DESCRIPTION OF THE TASK →
Each entry must be given again exactly; images do not belong in the copy.
Start of INFORMATION GIVEN
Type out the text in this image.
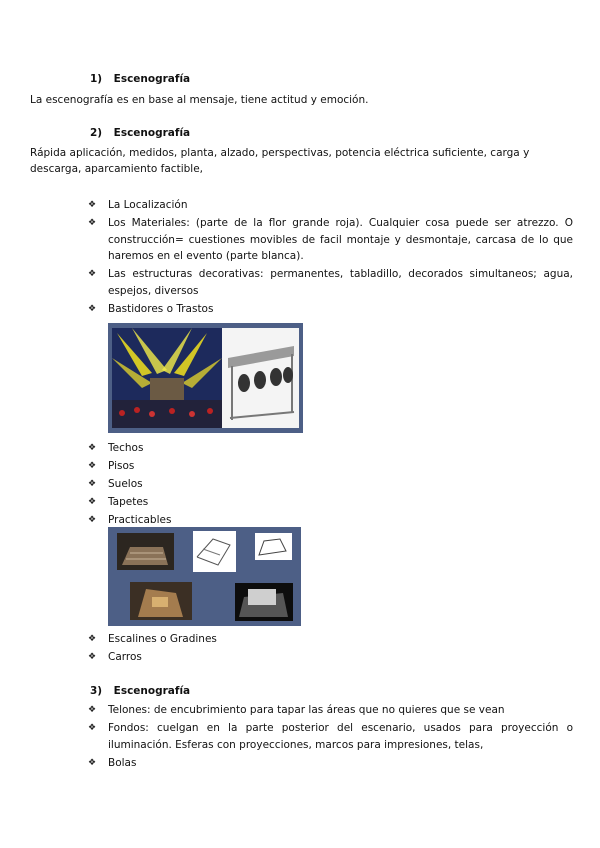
1) Escenografía
La escenografía es en base al mensaje, tiene actitud y emoción.
2) Escenografía
Rápida aplicación, medidos, planta, alzado, perspectivas, potencia eléctrica suficiente, carga y descarga, aparcamiento factible,
❖ La Localización
❖ Los Materiales: (parte de la flor grande roja). Cualquier cosa puede ser atrezzo. O construcción= cuestiones movibles de facil montaje y desmontaje, carcasa de lo que haremos en el evento (parte blanca).
❖ Las estructuras decorativas: permanentes, tabladillo, decorados simultaneos; agua, espejos, diversos
❖ Bastidores o Trastos
❖ Techos
❖ Pisos
❖ Suelos
❖ Tapetes
❖ Practicables
❖ Escalines o Gradines
❖ Carros
3) Escenografía
❖ Telones: de encubrimiento para tapar las áreas que no quieres que se vean
❖ Fondos: cuelgan en la parte posterior del escenario, usados para proyección o iluminación. Esferas con proyecciones, marcos para impresiones, telas,
❖ Bolas
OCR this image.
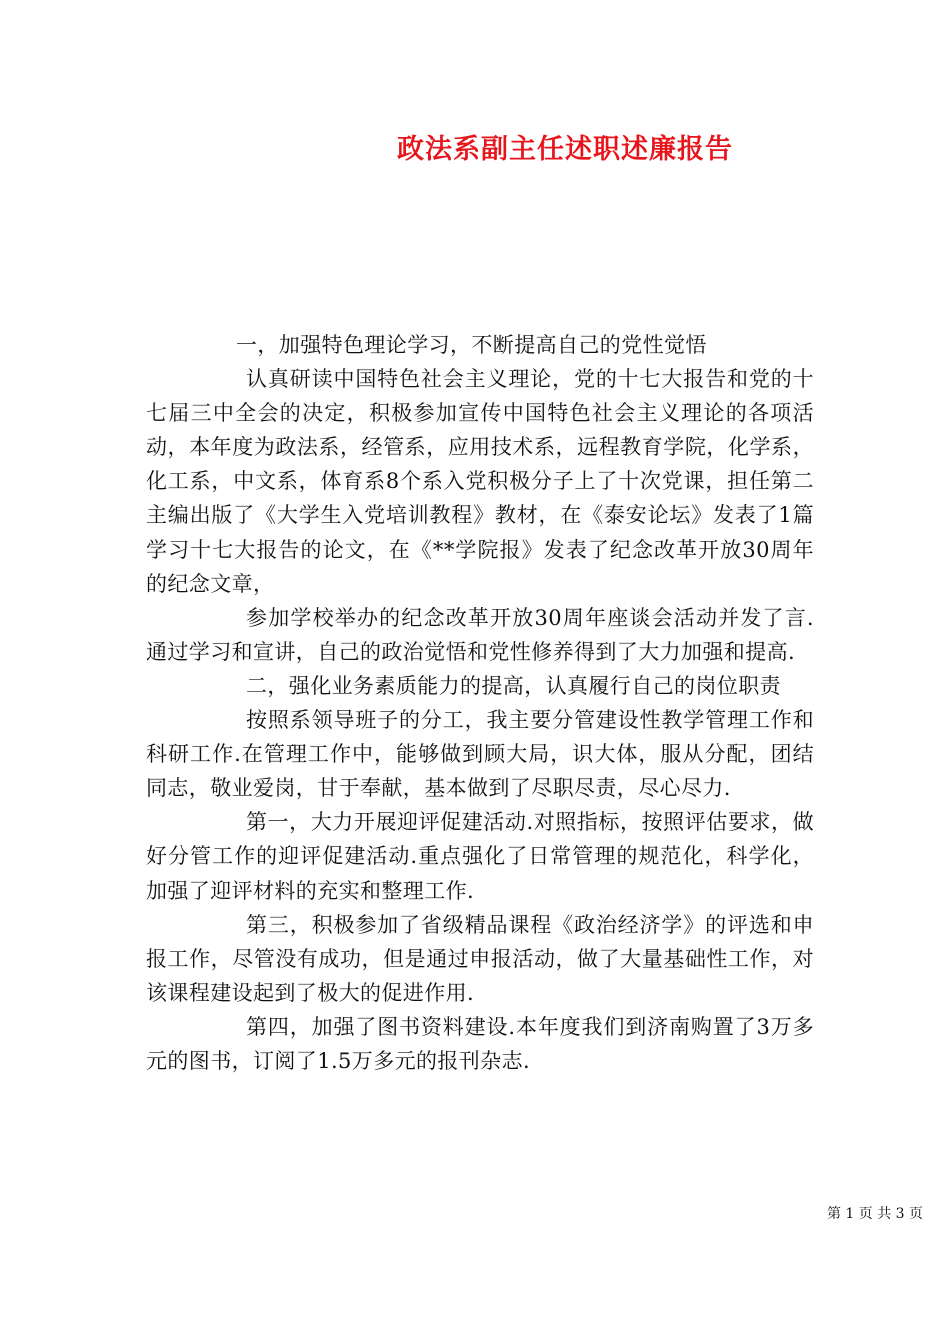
政法系副主任述职述廉报告

一，加强特色理论学习，不断提高自己的党性觉悟

认真研读中国特色社会主义理论，党的十七大报告和党的十七届三中全会的决定，积极参加宣传中国特色社会主义理论的各项活动，本年度为政法系，经管系，应用技术系，远程教育学院，化学系，化工系，中文系，体育系8个系入党积极分子上了十次党课，担任第二主编出版了《大学生入党培训教程》教材，在《泰安论坛》发表了1篇学习十七大报告的论文，在《**学院报》发表了纪念改革开放30周年的纪念文章，

参加学校举办的纪念改革开放30周年座谈会活动并发了言.通过学习和宣讲，自己的政治觉悟和党性修养得到了大力加强和提高.

二，强化业务素质能力的提高，认真履行自己的岗位职责

按照系领导班子的分工，我主要分管建设性教学管理工作和科研工作.在管理工作中，能够做到顾大局，识大体，服从分配，团结同志，敬业爱岗，甘于奉献，基本做到了尽职尽责，尽心尽力.

第一，大力开展迎评促建活动.对照指标，按照评估要求，做好分管工作的迎评促建活动.重点强化了日常管理的规范化，科学化，加强了迎评材料的充实和整理工作.

第三，积极参加了省级精品课程《政治经济学》的评选和申报工作，尽管没有成功，但是通过申报活动，做了大量基础性工作，对该课程建设起到了极大的促进作用.

第四，加强了图书资料建设.本年度我们到济南购置了3万多元的图书，订阅了1.5万多元的报刊杂志.

第 1 页 共 3 页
End of INFORMATION GIVEN
PROBLEM SOLUTION →
Type out the text in this image.
1) Escenografía
La escenografía es en base al mensaje, tiene actitud y emoción.
2) Escenografía
Rápida aplicación, medidos, planta, alzado, perspectivas, potencia eléctrica suficiente, carga y descarga, aparcamiento factible,
❖ La Localización
❖ Los Materiales: (parte de la flor grande roja). Cualquier cosa puede ser atrezzo. O construcción= cuestiones movibles de facil montaje y desmontaje, carcasa de lo que haremos en el evento (parte blanca).
❖ Las estructuras decorativas: permanentes, tabladillo, decorados simultaneos; agua, espejos, diversos
❖ Bastidores o Trastos
❖ Techos
❖ Pisos
❖ Suelos
❖ Tapetes
❖ Practicables
❖ Escalines o Gradines
❖ Carros
3) Escenografía
❖ Telones: de encubrimiento para tapar las áreas que no quieres que se vean
❖ Fondos: cuelgan en la parte posterior del escenario, usados para proyección o iluminación. Esferas con proyecciones, marcos para impresiones, telas,
❖ Bolas
OCR this image.
政法系副主任述职述廉报告

一，加强特色理论学习，不断提高自己的党性觉悟

认真研读中国特色社会主义理论，党的十七大报告和党的十七届三中全会的决定，积极参加宣传中国特色社会主义理论的各项活动，本年度为政法系，经管系，应用技术系，远程教育学院，化学系，化工系，中文系，体育系8个系入党积极分子上了十次党课，担任第二主编出版了《大学生入党培训教程》教材，在《泰安论坛》发表了1篇学习十七大报告的论文，在《**学院报》发表了纪念改革开放30周年的纪念文章，

参加学校举办的纪念改革开放30周年座谈会活动并发了言.通过学习和宣讲，自己的政治觉悟和党性修养得到了大力加强和提高.

二，强化业务素质能力的提高，认真履行自己的岗位职责

按照系领导班子的分工，我主要分管建设性教学管理工作和科研工作.在管理工作中，能够做到顾大局，识大体，服从分配，团结同志，敬业爱岗，甘于奉献，基本做到了尽职尽责，尽心尽力.

第一，大力开展迎评促建活动.对照指标，按照评估要求，做好分管工作的迎评促建活动.重点强化了日常管理的规范化，科学化，加强了迎评材料的充实和整理工作.

第三，积极参加了省级精品课程《政治经济学》的评选和申报工作，尽管没有成功，但是通过申报活动，做了大量基础性工作，对该课程建设起到了极大的促进作用.

第四，加强了图书资料建设.本年度我们到济南购置了3万多元的图书，订阅了1.5万多元的报刊杂志.

第 1 页 共 3 页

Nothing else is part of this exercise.